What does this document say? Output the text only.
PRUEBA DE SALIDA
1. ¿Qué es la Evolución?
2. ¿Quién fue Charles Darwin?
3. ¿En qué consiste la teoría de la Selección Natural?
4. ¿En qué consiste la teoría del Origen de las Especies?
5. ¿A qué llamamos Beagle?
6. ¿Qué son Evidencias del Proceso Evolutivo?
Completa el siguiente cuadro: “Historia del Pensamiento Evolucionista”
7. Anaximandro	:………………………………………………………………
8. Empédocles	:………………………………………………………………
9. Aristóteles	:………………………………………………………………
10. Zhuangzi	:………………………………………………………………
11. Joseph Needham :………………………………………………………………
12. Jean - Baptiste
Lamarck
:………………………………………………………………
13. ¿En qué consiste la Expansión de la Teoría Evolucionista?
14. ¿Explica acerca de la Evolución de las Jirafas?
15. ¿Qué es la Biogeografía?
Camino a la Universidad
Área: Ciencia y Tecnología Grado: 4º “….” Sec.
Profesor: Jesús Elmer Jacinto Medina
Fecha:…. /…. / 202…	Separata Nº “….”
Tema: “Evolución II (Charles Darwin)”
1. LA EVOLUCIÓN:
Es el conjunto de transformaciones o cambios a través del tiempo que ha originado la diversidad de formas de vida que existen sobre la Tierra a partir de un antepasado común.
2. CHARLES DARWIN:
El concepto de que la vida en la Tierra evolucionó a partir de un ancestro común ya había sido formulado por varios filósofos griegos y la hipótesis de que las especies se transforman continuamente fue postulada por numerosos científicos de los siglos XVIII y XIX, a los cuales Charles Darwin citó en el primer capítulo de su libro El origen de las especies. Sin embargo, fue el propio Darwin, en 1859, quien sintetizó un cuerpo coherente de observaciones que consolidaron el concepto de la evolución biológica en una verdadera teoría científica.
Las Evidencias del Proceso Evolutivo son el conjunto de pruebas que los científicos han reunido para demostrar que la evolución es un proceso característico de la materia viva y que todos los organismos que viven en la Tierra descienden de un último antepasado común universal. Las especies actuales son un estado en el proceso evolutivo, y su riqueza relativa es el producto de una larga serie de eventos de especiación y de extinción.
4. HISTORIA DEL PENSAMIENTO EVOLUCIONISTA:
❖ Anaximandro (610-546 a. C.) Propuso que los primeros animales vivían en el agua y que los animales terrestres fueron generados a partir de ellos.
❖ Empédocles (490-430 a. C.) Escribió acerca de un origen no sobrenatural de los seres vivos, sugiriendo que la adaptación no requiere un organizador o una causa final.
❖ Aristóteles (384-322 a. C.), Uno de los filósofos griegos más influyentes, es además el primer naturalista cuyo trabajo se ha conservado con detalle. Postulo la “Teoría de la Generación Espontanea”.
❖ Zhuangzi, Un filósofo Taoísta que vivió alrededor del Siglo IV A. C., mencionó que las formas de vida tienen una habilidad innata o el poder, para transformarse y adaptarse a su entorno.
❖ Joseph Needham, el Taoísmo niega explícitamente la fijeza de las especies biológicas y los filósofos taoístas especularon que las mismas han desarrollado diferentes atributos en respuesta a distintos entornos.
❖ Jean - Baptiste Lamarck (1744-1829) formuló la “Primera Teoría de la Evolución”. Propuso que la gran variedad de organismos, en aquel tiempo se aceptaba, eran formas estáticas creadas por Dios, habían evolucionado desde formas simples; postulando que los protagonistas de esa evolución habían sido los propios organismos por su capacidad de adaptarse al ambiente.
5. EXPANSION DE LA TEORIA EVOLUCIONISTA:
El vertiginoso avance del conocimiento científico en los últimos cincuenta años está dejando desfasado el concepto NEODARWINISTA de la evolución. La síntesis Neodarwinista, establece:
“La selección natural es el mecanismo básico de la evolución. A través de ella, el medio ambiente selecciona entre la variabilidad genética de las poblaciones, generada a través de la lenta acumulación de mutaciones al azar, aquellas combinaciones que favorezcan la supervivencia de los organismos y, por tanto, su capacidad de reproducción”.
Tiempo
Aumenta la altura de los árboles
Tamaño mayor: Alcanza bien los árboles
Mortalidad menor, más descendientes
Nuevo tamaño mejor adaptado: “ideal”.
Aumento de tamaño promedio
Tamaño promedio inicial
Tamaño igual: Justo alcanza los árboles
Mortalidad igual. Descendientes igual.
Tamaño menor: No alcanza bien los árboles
◆ ◆ ◆ ◆
## SHORT EXERCISE
Copy out every entry again, exactly as it was given.

## EXPECTED ANSWER
What does this document say? Output the text only.
PRUEBA DE SALIDA
1. ¿Qué es la Evolución?
2. ¿Quién fue Charles Darwin?
3. ¿En qué consiste la teoría de la Selección Natural?
4. ¿En qué consiste la teoría del Origen de las Especies?
5. ¿A qué llamamos Beagle?
6. ¿Qué son Evidencias del Proceso Evolutivo?
Completa el siguiente cuadro: “Historia del Pensamiento Evolucionista”
7. Anaximandro	:………………………………………………………………
8. Empédocles	:………………………………………………………………
9. Aristóteles	:………………………………………………………………
10. Zhuangzi	:………………………………………………………………
11. Joseph Needham :………………………………………………………………
12. Jean - Baptiste
Lamarck
:………………………………………………………………
13. ¿En qué consiste la Expansión de la Teoría Evolucionista?
14. ¿Explica acerca de la Evolución de las Jirafas?
15. ¿Qué es la Biogeografía?
Camino a la Universidad
Área: Ciencia y Tecnología Grado: 4º “….” Sec.
Profesor: Jesús Elmer Jacinto Medina
Fecha:…. /…. / 202…	Separata Nº “….”
Tema: “Evolución II (Charles Darwin)”
1. LA EVOLUCIÓN:
Es el conjunto de transformaciones o cambios a través del tiempo que ha originado la diversidad de formas de vida que existen sobre la Tierra a partir de un antepasado común.
2. CHARLES DARWIN:
El concepto de que la vida en la Tierra evolucionó a partir de un ancestro común ya había sido formulado por varios filósofos griegos y la hipótesis de que las especies se transforman continuamente fue postulada por numerosos científicos de los siglos XVIII y XIX, a los cuales Charles Darwin citó en el primer capítulo de su libro El origen de las especies. Sin embargo, fue el propio Darwin, en 1859, quien sintetizó un cuerpo coherente de observaciones que consolidaron el concepto de la evolución biológica en una verdadera teoría científica.
Las Evidencias del Proceso Evolutivo son el conjunto de pruebas que los científicos han reunido para demostrar que la evolución es un proceso característico de la materia viva y que todos los organismos que viven en la Tierra descienden de un último antepasado común universal. Las especies actuales son un estado en el proceso evolutivo, y su riqueza relativa es el producto de una larga serie de eventos de especiación y de extinción.
4. HISTORIA DEL PENSAMIENTO EVOLUCIONISTA:
❖ Anaximandro (610-546 a. C.) Propuso que los primeros animales vivían en el agua y que los animales terrestres fueron generados a partir de ellos.
❖ Empédocles (490-430 a. C.) Escribió acerca de un origen no sobrenatural de los seres vivos, sugiriendo que la adaptación no requiere un organizador o una causa final.
❖ Aristóteles (384-322 a. C.), Uno de los filósofos griegos más influyentes, es además el primer naturalista cuyo trabajo se ha conservado con detalle. Postulo la “Teoría de la Generación Espontanea”.
❖ Zhuangzi, Un filósofo Taoísta que vivió alrededor del Siglo IV A. C., mencionó que las formas de vida tienen una habilidad innata o el poder, para transformarse y adaptarse a su entorno.
❖ Joseph Needham, el Taoísmo niega explícitamente la fijeza de las especies biológicas y los filósofos taoístas especularon que las mismas han desarrollado diferentes atributos en respuesta a distintos entornos.
❖ Jean - Baptiste Lamarck (1744-1829) formuló la “Primera Teoría de la Evolución”. Propuso que la gran variedad de organismos, en aquel tiempo se aceptaba, eran formas estáticas creadas por Dios, habían evolucionado desde formas simples; postulando que los protagonistas de esa evolución habían sido los propios organismos por su capacidad de adaptarse al ambiente.
5. EXPANSION DE LA TEORIA EVOLUCIONISTA:
El vertiginoso avance del conocimiento científico en los últimos cincuenta años está dejando desfasado el concepto NEODARWINISTA de la evolución. La síntesis Neodarwinista, establece:
“La selección natural es el mecanismo básico de la evolución. A través de ella, el medio ambiente selecciona entre la variabilidad genética de las poblaciones, generada a través de la lenta acumulación de mutaciones al azar, aquellas combinaciones que favorezcan la supervivencia de los organismos y, por tanto, su capacidad de reproducción”.
Tiempo
Aumenta la altura de los árboles
Tamaño mayor: Alcanza bien los árboles
Mortalidad menor, más descendientes
Nuevo tamaño mejor adaptado: “ideal”.
Aumento de tamaño promedio
Tamaño promedio inicial
Tamaño igual: Justo alcanza los árboles
Mortalidad igual. Descendientes igual.
Tamaño menor: No alcanza bien los árboles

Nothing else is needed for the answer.